▶ **TEXTE FOURNI**:

_ _ _ _ _

La crise sanitaire montre une fois de plus, après Fukushima, les dégâts de la politique des flux tendus et du zéro stock dans les chaînes de production des entreprises.

Quelles sont les conséquences industrielles du Coronavirus pour les entreprises ?
Quelles sont les conséquences industrielles du Coronavirus pour les entreprises ? © Getty / picture alliance

On parle beaucoup de la façon dont les entreprises s’organisent pour appliquer le principe de précaution avec leurs salariés : c’est le grand moment des DRH ! Naturellement, les prévisions faites hier dans le JDD par un ancien directeur de la santé selon lesquelles l’épidémie pourrait toucher 5 à 10 millions d’entre nous, ces prévisions mettent l’économie en alerte (et pas seulement le système de santé). 

Mais pour les entreprises, il y a une leçon déjà immédiate à tirer et elle aurait déjà dû l’être après Fukushima en 2011. Le zéro stock dans les circuits de production devient un problème. 

Le zéro stock : de quoi parle-t-on ? 

Depuis 20 ans, on le sait, les chaînes de production se sont allongées partout, les composants d’une voiture, d’un téléphone, de beaucoup de produits, viennent de et parcourent le monde entier. C’est connu. Mais cela s’est accompagné de la disparition des stocks dans les circuits de production : c’est le flux tendu pour faire des économies et baisser les prix. Or, c’est une difficulté. Le moindre grain de sable quelque part enraye la machine. 

En 2011, la tech mondiale avait calé parce que les usines japonaises avaient fermé. L’arrêt des usines en Chine peut et va bloquer les usines ici. Il va falloir réviser cette façon de faire. A court terme aussi, les entreprises, en France, ont tout intérêt à constituer des stocks si la pandémie dure. Bref, la religion du zéro stock doit être abandonnée et les chaînes logistiques revues. 

Et au-delà ? 

Le sujet Coronavirus allonge la pile des sujets qui questionnent l’économie : incompréhension quand les médicaments courants viennent tous de Chine et que la sauce tomate fait 4 fois le tour du monde, propagation des crises financières, lutte nécessaire contre le réchauffement. Cela a certes baissé les prix et augmenté le pouvoir d'achat chez nous, mais tout cela pousse aujourd’hui à une mondialisation différente. 

Anecdote révélatrice : l’OCDE présentera aujourd’hui à Paris à 11 heures ses prévisions économiques internationales -et elles sont inquiétantes- seulement par téléconférence pour cause de coronavirus.

_ _ _ _ _

▶ **SECTION DES DONNÉES**:
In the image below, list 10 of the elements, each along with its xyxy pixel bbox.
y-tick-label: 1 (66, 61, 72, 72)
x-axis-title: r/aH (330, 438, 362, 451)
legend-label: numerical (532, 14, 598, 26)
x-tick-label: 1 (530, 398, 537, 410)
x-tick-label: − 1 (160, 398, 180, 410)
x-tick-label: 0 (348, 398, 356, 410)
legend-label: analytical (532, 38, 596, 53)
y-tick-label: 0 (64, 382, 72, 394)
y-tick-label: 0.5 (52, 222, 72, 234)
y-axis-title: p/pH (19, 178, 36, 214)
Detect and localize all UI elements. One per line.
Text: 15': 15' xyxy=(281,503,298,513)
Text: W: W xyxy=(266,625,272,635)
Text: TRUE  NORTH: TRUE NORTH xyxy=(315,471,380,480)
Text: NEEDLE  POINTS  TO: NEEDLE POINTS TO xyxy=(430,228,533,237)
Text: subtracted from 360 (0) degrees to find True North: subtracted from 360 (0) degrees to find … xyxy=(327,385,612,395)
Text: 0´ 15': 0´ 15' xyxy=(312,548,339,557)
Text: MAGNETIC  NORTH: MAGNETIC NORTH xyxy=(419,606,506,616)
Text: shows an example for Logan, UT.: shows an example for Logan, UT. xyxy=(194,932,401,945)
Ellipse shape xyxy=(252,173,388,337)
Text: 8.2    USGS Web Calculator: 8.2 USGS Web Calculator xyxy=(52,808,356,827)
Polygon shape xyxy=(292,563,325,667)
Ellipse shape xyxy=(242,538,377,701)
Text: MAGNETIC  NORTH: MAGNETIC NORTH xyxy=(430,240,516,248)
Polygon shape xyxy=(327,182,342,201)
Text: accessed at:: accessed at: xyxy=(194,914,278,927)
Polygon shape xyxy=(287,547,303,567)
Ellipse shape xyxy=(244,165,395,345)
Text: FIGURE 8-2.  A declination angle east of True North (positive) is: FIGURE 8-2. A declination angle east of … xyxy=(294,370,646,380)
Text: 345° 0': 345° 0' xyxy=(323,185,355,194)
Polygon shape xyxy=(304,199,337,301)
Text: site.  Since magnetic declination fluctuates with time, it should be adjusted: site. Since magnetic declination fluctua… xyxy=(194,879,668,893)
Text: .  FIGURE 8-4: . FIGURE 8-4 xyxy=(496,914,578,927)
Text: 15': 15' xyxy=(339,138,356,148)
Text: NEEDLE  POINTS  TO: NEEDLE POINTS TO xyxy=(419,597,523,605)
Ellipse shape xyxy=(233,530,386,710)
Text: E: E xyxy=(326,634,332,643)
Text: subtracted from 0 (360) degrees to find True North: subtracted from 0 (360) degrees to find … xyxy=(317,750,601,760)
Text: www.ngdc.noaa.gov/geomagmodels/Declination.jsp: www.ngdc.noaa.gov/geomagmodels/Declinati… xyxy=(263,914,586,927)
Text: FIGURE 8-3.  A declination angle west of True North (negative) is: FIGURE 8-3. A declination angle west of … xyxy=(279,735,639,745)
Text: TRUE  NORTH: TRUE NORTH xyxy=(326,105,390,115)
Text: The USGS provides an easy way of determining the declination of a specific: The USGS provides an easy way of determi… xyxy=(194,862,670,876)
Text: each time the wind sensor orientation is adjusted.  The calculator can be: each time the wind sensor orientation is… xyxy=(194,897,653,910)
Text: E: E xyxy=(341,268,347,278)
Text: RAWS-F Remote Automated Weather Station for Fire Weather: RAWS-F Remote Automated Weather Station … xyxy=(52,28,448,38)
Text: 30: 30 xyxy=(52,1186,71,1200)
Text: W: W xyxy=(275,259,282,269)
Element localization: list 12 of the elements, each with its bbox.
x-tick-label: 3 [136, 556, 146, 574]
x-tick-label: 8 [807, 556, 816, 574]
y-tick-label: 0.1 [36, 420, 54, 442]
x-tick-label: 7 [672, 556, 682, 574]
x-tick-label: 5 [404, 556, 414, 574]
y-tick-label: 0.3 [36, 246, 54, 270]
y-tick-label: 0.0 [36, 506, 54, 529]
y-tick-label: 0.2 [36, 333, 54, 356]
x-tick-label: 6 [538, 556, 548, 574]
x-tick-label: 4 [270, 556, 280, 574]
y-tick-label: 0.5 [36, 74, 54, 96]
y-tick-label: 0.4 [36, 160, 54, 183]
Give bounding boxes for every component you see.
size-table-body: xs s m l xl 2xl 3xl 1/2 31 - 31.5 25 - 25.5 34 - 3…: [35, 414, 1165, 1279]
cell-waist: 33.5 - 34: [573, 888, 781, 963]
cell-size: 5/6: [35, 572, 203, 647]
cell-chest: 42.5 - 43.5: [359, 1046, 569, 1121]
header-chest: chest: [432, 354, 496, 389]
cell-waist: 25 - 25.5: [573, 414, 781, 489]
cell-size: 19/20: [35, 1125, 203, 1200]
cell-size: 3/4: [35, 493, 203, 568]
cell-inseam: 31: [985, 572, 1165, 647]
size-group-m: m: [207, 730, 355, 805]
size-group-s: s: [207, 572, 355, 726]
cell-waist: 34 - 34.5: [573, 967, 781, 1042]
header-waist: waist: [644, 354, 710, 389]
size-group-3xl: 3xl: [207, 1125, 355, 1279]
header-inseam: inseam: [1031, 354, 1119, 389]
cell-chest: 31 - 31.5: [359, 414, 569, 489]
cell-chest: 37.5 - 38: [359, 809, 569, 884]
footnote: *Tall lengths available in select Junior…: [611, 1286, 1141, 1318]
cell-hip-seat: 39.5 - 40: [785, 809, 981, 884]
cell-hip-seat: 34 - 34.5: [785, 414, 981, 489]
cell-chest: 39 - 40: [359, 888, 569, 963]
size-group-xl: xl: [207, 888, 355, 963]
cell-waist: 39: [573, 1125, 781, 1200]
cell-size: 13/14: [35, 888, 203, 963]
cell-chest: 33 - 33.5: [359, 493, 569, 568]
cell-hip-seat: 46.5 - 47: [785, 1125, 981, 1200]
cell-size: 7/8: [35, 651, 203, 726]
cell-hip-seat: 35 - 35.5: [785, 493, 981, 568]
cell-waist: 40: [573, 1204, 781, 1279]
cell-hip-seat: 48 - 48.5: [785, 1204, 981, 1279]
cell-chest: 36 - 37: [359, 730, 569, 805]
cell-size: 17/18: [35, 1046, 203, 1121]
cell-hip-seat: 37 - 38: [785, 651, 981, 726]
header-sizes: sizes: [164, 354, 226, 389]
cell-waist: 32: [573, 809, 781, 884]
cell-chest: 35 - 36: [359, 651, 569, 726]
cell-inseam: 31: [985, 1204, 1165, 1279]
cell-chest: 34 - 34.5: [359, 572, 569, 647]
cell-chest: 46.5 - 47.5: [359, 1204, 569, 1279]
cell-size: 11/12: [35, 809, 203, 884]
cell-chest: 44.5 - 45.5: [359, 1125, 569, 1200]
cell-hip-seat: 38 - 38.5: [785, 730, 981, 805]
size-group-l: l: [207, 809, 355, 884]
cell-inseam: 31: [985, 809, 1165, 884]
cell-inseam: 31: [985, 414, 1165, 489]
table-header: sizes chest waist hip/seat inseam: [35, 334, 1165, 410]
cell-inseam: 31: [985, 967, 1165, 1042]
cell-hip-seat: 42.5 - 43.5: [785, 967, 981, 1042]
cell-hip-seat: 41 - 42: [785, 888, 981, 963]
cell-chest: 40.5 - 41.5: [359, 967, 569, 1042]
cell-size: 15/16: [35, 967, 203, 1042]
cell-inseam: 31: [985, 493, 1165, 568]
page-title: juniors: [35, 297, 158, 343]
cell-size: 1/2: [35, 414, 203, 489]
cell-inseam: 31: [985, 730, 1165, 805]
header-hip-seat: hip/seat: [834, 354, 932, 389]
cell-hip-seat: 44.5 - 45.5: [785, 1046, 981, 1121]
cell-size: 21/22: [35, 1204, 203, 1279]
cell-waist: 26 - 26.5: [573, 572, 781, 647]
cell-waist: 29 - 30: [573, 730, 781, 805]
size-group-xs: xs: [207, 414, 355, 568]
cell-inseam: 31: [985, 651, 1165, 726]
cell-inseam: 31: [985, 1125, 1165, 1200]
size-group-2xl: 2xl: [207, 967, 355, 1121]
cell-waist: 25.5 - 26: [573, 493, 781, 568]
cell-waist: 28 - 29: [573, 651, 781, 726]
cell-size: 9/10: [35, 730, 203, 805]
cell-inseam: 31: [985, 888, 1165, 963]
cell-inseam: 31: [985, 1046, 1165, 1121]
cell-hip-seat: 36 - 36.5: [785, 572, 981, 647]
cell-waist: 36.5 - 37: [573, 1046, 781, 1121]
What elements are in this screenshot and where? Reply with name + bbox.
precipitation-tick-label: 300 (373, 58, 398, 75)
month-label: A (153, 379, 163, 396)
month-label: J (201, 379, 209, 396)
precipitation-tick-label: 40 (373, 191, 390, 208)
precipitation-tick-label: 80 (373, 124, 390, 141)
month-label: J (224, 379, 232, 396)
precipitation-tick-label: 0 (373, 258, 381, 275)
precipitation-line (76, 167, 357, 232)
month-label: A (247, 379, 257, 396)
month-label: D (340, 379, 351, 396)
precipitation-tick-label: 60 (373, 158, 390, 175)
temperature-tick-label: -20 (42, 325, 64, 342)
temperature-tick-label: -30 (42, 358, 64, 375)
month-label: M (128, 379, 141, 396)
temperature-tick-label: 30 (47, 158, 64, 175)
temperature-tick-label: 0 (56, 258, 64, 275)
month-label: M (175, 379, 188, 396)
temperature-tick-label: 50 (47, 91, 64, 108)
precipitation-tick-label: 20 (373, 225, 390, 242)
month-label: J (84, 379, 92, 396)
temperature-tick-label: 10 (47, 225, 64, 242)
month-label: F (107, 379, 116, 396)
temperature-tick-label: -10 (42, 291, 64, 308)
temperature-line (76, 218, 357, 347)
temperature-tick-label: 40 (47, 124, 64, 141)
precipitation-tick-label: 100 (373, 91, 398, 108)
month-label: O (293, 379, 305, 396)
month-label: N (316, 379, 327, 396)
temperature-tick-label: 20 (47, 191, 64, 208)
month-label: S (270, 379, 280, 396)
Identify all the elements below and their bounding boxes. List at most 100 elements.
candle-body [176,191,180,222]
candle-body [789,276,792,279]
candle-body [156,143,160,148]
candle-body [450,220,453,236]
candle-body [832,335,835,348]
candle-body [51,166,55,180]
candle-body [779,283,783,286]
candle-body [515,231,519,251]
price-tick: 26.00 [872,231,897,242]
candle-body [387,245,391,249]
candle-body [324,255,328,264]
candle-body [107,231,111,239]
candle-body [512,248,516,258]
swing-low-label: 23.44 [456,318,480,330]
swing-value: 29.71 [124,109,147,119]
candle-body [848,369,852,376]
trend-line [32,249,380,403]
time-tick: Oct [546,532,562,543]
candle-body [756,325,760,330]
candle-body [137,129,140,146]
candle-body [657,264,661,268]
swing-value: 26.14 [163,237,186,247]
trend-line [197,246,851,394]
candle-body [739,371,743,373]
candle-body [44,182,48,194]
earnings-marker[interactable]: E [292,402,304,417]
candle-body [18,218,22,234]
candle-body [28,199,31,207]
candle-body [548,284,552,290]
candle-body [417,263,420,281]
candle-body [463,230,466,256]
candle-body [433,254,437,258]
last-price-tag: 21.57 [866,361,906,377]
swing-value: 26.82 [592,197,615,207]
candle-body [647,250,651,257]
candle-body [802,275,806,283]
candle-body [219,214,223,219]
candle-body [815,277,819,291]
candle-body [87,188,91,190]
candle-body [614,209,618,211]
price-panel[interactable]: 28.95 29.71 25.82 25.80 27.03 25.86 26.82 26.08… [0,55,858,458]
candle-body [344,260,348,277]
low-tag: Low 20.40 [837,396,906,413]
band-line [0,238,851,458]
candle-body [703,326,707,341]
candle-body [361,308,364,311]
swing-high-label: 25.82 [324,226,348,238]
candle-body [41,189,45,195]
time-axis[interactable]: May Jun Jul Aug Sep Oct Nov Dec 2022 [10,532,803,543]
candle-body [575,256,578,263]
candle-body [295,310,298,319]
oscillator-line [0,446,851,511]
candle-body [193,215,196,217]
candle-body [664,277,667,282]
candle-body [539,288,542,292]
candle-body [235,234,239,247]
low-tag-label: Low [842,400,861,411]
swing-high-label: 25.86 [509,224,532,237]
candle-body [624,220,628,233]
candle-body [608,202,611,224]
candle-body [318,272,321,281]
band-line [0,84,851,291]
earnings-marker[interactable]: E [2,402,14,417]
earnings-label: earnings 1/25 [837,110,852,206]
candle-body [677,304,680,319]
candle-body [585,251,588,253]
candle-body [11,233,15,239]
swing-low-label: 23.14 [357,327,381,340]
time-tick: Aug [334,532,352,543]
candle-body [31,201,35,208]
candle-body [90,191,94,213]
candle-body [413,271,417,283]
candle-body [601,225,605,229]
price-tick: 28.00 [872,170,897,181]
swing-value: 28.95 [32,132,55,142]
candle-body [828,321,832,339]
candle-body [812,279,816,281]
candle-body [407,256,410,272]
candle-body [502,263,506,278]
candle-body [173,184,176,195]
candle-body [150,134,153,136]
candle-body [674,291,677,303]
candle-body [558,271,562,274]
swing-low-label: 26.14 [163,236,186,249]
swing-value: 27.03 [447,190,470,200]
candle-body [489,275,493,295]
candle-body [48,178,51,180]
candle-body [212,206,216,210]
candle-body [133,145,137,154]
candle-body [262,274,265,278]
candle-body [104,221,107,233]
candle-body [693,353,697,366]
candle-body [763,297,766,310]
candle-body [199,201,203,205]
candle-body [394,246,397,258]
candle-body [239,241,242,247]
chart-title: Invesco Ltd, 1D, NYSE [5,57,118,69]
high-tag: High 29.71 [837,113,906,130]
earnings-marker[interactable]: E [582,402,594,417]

_ _ _ _ _

▶ **TRAVAIL À RÉALISER**:
1. D'après le texte fourni, pourquoi les stocks ont-ils disparu des circuits de production ? Répondez en une à trois phrases.
2. Citez le passage du texte fourni qui va de « En 2011, la » à « chaînes logistiques revues. ».
3. Répondez à ces questions sur le texte fourni :
(a) Selon l'ancien directeur de la santé cité dans le JDD, combien de personnes l'épidémie pourrait-elle toucher ?
(b) Pourquoi la tech mondiale avait-elle calé en 2011 ?
(c) Par quel moyen l'OCDE présentera-t-elle ses prévisions économiques internationales ?

▶ **SOLUTIONS PROPOSÉES**:
1. Les stocks ont disparu au profit du flux tendu, adopté pour faire des économies et baisser les prix.

2.
En 2011, la tech mondiale avait calé parce que les usines japonaises avaient fermé. L’arrêt des usines en Chine peut et va bloquer les usines ici. Il va falloir réviser cette façon de faire. A court terme aussi, les entreprises, en France, ont tout intérêt à constituer des stocks si la pandémie dure. Bref, la religion du zéro stock doit être abandonnée et les chaînes logistiques revues.

3.
(a) Elle pourrait toucher 5 à 10 millions de personnes.
(b) Elle avait calé parce que les usines japonaises avaient fermé.
(c) Elle les présentera seulement par téléconférence.